--- WHAT THE EXERCISE ASKS ---
Transcribe the listing below word for word.

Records
▬▬▬▬▬▬
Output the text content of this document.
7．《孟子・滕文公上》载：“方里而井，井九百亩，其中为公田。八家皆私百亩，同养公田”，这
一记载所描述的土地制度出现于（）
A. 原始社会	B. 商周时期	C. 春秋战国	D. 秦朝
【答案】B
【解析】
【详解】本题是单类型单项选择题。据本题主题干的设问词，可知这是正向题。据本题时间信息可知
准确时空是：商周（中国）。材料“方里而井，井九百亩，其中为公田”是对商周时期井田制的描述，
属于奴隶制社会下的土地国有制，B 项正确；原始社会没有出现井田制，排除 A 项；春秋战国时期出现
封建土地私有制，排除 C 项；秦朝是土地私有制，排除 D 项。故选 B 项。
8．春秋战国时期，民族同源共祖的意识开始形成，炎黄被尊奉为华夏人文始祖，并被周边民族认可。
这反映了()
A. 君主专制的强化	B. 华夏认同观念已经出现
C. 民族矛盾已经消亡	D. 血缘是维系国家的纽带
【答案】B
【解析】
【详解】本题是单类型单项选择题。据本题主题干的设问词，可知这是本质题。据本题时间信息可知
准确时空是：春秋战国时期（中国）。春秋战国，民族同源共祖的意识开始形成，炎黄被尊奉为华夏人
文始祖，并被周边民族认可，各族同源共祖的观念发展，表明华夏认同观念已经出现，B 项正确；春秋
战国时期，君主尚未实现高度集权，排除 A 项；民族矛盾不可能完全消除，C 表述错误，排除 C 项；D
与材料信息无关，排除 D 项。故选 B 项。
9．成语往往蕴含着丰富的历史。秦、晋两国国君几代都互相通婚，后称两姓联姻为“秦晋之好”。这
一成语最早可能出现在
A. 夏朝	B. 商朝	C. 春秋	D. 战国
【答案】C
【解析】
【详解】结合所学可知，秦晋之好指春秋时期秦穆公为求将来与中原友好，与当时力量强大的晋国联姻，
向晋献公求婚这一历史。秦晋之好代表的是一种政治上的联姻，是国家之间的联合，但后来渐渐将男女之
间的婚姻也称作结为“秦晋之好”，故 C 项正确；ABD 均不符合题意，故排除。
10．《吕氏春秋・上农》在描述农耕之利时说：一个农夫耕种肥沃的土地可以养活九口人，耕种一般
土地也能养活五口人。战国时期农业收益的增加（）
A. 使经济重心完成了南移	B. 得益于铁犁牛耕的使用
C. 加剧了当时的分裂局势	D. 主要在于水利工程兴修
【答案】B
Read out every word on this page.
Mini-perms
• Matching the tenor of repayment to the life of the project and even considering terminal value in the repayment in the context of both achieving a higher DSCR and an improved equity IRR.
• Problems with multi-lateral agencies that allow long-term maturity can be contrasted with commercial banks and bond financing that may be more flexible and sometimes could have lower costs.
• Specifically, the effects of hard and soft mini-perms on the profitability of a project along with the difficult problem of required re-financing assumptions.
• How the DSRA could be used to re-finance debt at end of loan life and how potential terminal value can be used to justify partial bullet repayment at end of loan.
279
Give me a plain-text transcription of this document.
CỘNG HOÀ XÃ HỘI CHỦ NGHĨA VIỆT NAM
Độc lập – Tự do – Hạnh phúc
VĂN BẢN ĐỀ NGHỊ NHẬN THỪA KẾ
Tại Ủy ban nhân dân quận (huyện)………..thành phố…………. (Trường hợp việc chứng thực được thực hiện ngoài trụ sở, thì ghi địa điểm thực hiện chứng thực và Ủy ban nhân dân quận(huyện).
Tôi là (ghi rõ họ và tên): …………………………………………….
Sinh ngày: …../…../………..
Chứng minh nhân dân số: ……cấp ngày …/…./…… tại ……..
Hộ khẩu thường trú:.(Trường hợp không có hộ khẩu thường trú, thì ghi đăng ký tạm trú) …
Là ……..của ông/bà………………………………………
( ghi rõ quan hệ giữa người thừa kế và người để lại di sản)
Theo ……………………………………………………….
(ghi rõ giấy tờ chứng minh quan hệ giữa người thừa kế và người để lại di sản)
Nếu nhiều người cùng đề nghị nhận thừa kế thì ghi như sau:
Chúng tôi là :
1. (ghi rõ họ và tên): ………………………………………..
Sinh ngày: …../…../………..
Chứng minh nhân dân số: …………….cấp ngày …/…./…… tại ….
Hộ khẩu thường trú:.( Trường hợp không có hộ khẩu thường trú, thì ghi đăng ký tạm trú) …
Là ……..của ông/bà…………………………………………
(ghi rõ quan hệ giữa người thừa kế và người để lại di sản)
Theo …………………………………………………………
▬▬▬▬▬▬
--- ANSWER IN FULL ---
Output the text content of this document.
7．《孟子・滕文公上》载：“方里而井，井九百亩，其中为公田。八家皆私百亩，同养公田”，这
一记载所描述的土地制度出现于（）
A. 原始社会	B. 商周时期	C. 春秋战国	D. 秦朝
【答案】B
【解析】
【详解】本题是单类型单项选择题。据本题主题干的设问词，可知这是正向题。据本题时间信息可知
准确时空是：商周（中国）。材料“方里而井，井九百亩，其中为公田”是对商周时期井田制的描述，
属于奴隶制社会下的土地国有制，B 项正确；原始社会没有出现井田制，排除 A 项；春秋战国时期出现
封建土地私有制，排除 C 项；秦朝是土地私有制，排除 D 项。故选 B 项。
8．春秋战国时期，民族同源共祖的意识开始形成，炎黄被尊奉为华夏人文始祖，并被周边民族认可。
这反映了()
A. 君主专制的强化	B. 华夏认同观念已经出现
C. 民族矛盾已经消亡	D. 血缘是维系国家的纽带
【答案】B
【解析】
【详解】本题是单类型单项选择题。据本题主题干的设问词，可知这是本质题。据本题时间信息可知
准确时空是：春秋战国时期（中国）。春秋战国，民族同源共祖的意识开始形成，炎黄被尊奉为华夏人
文始祖，并被周边民族认可，各族同源共祖的观念发展，表明华夏认同观念已经出现，B 项正确；春秋
战国时期，君主尚未实现高度集权，排除 A 项；民族矛盾不可能完全消除，C 表述错误，排除 C 项；D
与材料信息无关，排除 D 项。故选 B 项。
9．成语往往蕴含着丰富的历史。秦、晋两国国君几代都互相通婚，后称两姓联姻为“秦晋之好”。这
一成语最早可能出现在
A. 夏朝	B. 商朝	C. 春秋	D. 战国
【答案】C
【解析】
【详解】结合所学可知，秦晋之好指春秋时期秦穆公为求将来与中原友好，与当时力量强大的晋国联姻，
向晋献公求婚这一历史。秦晋之好代表的是一种政治上的联姻，是国家之间的联合，但后来渐渐将男女之
间的婚姻也称作结为“秦晋之好”，故 C 项正确；ABD 均不符合题意，故排除。
10．《吕氏春秋・上农》在描述农耕之利时说：一个农夫耕种肥沃的土地可以养活九口人，耕种一般
土地也能养活五口人。战国时期农业收益的增加（）
A. 使经济重心完成了南移	B. 得益于铁犁牛耕的使用
C. 加剧了当时的分裂局势	D. 主要在于水利工程兴修
【答案】B
Read out every word on this page.
Mini-perms
• Matching the tenor of repayment to the life of the project and even considering terminal value in the repayment in the context of both achieving a higher DSCR and an improved equity IRR.
• Problems with multi-lateral agencies that allow long-term maturity can be contrasted with commercial banks and bond financing that may be more flexible and sometimes could have lower costs.
• Specifically, the effects of hard and soft mini-perms on the profitability of a project along with the difficult problem of required re-financing assumptions.
• How the DSRA could be used to re-finance debt at end of loan life and how potential terminal value can be used to justify partial bullet repayment at end of loan.
279
Give me a plain-text transcription of this document.
CỘNG HOÀ XÃ HỘI CHỦ NGHĨA VIỆT NAM
Độc lập – Tự do – Hạnh phúc
VĂN BẢN ĐỀ NGHỊ NHẬN THỪA KẾ
Tại Ủy ban nhân dân quận (huyện)………..thành phố…………. (Trường hợp việc chứng thực được thực hiện ngoài trụ sở, thì ghi địa điểm thực hiện chứng thực và Ủy ban nhân dân quận(huyện).
Tôi là (ghi rõ họ và tên): …………………………………………….
Sinh ngày: …../…../………..
Chứng minh nhân dân số: ……cấp ngày …/…./…… tại ……..
Hộ khẩu thường trú:.(Trường hợp không có hộ khẩu thường trú, thì ghi đăng ký tạm trú) …
Là ……..của ông/bà………………………………………
( ghi rõ quan hệ giữa người thừa kế và người để lại di sản)
Theo ……………………………………………………….
(ghi rõ giấy tờ chứng minh quan hệ giữa người thừa kế và người để lại di sản)
Nếu nhiều người cùng đề nghị nhận thừa kế thì ghi như sau:
Chúng tôi là :
1. (ghi rõ họ và tên): ………………………………………..
Sinh ngày: …../…../………..
Chứng minh nhân dân số: …………….cấp ngày …/…./…… tại ….
Hộ khẩu thường trú:.( Trường hợp không có hộ khẩu thường trú, thì ghi đăng ký tạm trú) …
Là ……..của ông/bà…………………………………………
(ghi rõ quan hệ giữa người thừa kế và người để lại di sản)
Theo …………………………………………………………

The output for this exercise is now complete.